-- START Records shown --

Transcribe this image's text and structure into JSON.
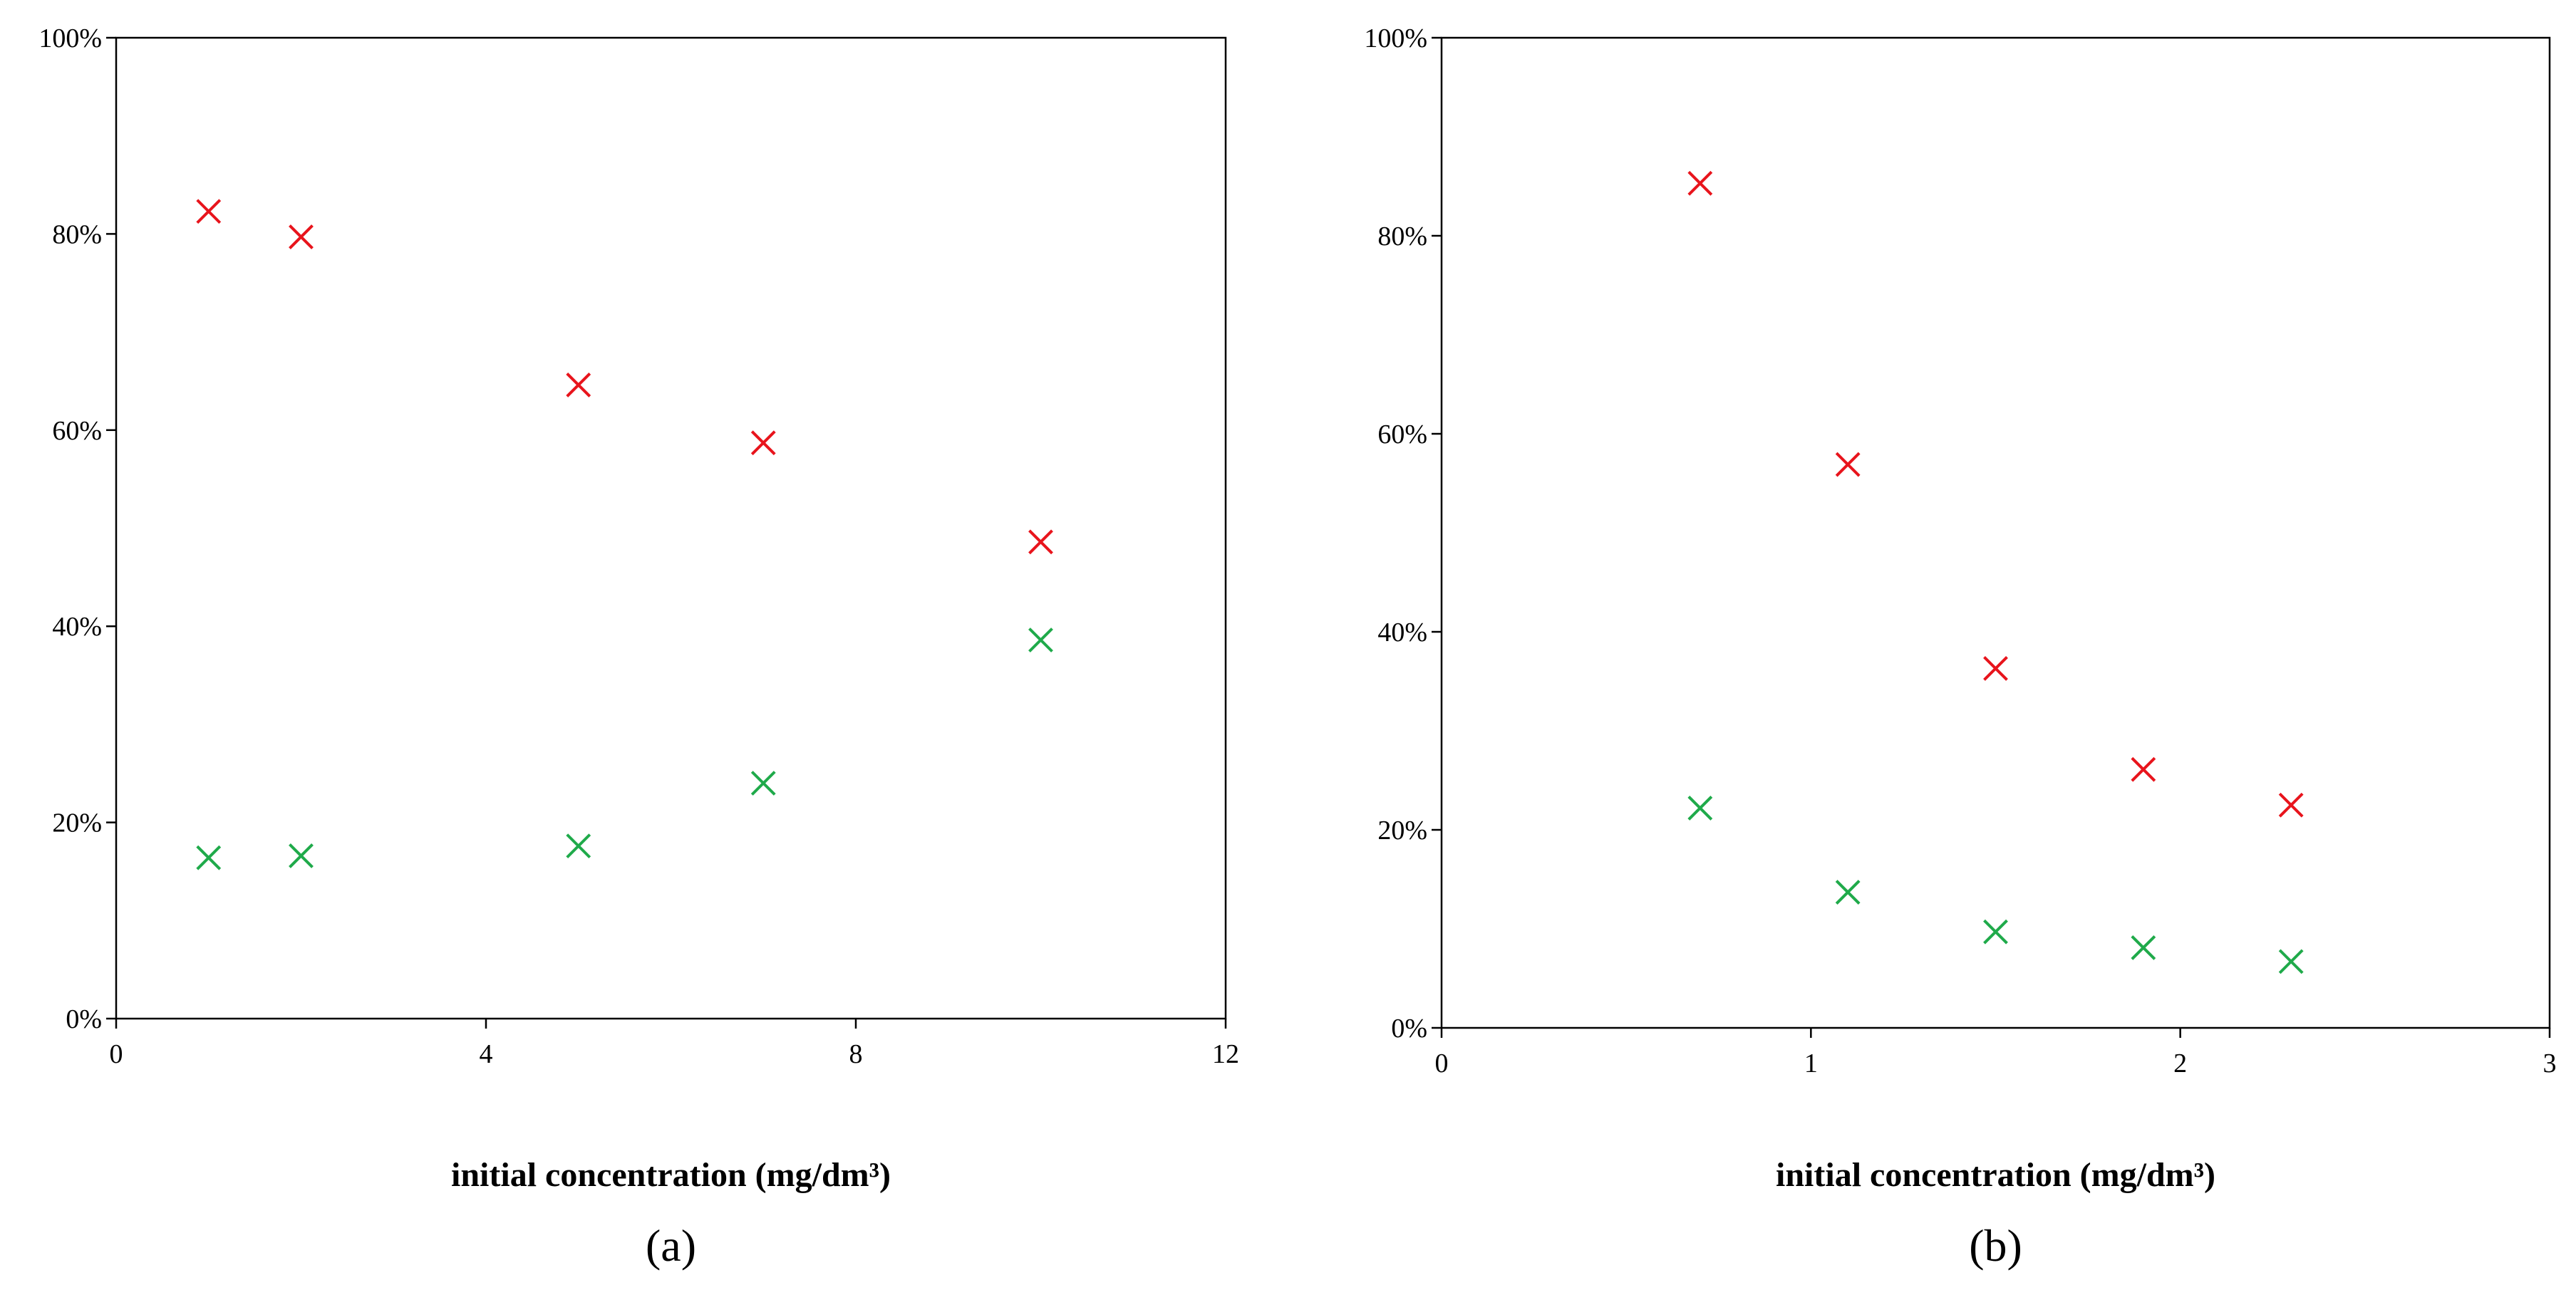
{
  "chart_data": [
    {
      "type": "scatter",
      "panel_label": "(a)",
      "xlabel": "initial concentration (mg/dm³)",
      "ylabel": "",
      "xlim": [
        0,
        12
      ],
      "ylim": [
        0,
        100
      ],
      "xticks": [
        0,
        4,
        8,
        12
      ],
      "yticks": [
        0,
        20,
        40,
        60,
        80,
        100
      ],
      "y_format": "percent",
      "grid": false,
      "legend": "none",
      "marker": "x",
      "series": [
        {
          "color": "#e8141c",
          "x": [
            1,
            2,
            5,
            7,
            10
          ],
          "y": [
            82.3,
            79.7,
            64.6,
            58.7,
            48.6
          ]
        },
        {
          "color": "#1faa4a",
          "x": [
            1,
            2,
            5,
            7,
            10
          ],
          "y": [
            16.4,
            16.6,
            17.6,
            24.0,
            38.6
          ]
        }
      ]
    },
    {
      "type": "scatter",
      "panel_label": "(b)",
      "xlabel": "initial concentration (mg/dm³)",
      "ylabel": "",
      "xlim": [
        0,
        3
      ],
      "ylim": [
        0,
        100
      ],
      "xticks": [
        0,
        1,
        2,
        3
      ],
      "yticks": [
        0,
        20,
        40,
        60,
        80,
        100
      ],
      "y_format": "percent",
      "grid": false,
      "legend": "none",
      "marker": "x",
      "series": [
        {
          "color": "#e8141c",
          "x": [
            0.7,
            1.1,
            1.5,
            1.9,
            2.3
          ],
          "y": [
            85.3,
            56.9,
            36.3,
            26.1,
            22.5
          ]
        },
        {
          "color": "#1faa4a",
          "x": [
            0.7,
            1.1,
            1.5,
            1.9,
            2.3
          ],
          "y": [
            22.2,
            13.7,
            9.7,
            8.1,
            6.7
          ]
        }
      ]
    }
  ]
}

-- END Records shown --

Problem to solve: Drop the images and repeat the data exactly.

Exercise result:
Transcribe this image's text and structure into JSON.
{
  "chart_data": [
    {
      "type": "scatter",
      "panel_label": "(a)",
      "xlabel": "initial concentration (mg/dm³)",
      "ylabel": "",
      "xlim": [
        0,
        12
      ],
      "ylim": [
        0,
        100
      ],
      "xticks": [
        0,
        4,
        8,
        12
      ],
      "yticks": [
        0,
        20,
        40,
        60,
        80,
        100
      ],
      "y_format": "percent",
      "grid": false,
      "legend": "none",
      "marker": "x",
      "series": [
        {
          "color": "#e8141c",
          "x": [
            1,
            2,
            5,
            7,
            10
          ],
          "y": [
            82.3,
            79.7,
            64.6,
            58.7,
            48.6
          ]
        },
        {
          "color": "#1faa4a",
          "x": [
            1,
            2,
            5,
            7,
            10
          ],
          "y": [
            16.4,
            16.6,
            17.6,
            24.0,
            38.6
          ]
        }
      ]
    },
    {
      "type": "scatter",
      "panel_label": "(b)",
      "xlabel": "initial concentration (mg/dm³)",
      "ylabel": "",
      "xlim": [
        0,
        3
      ],
      "ylim": [
        0,
        100
      ],
      "xticks": [
        0,
        1,
        2,
        3
      ],
      "yticks": [
        0,
        20,
        40,
        60,
        80,
        100
      ],
      "y_format": "percent",
      "grid": false,
      "legend": "none",
      "marker": "x",
      "series": [
        {
          "color": "#e8141c",
          "x": [
            0.7,
            1.1,
            1.5,
            1.9,
            2.3
          ],
          "y": [
            85.3,
            56.9,
            36.3,
            26.1,
            22.5
          ]
        },
        {
          "color": "#1faa4a",
          "x": [
            0.7,
            1.1,
            1.5,
            1.9,
            2.3
          ],
          "y": [
            22.2,
            13.7,
            9.7,
            8.1,
            6.7
          ]
        }
      ]
    }
  ]
}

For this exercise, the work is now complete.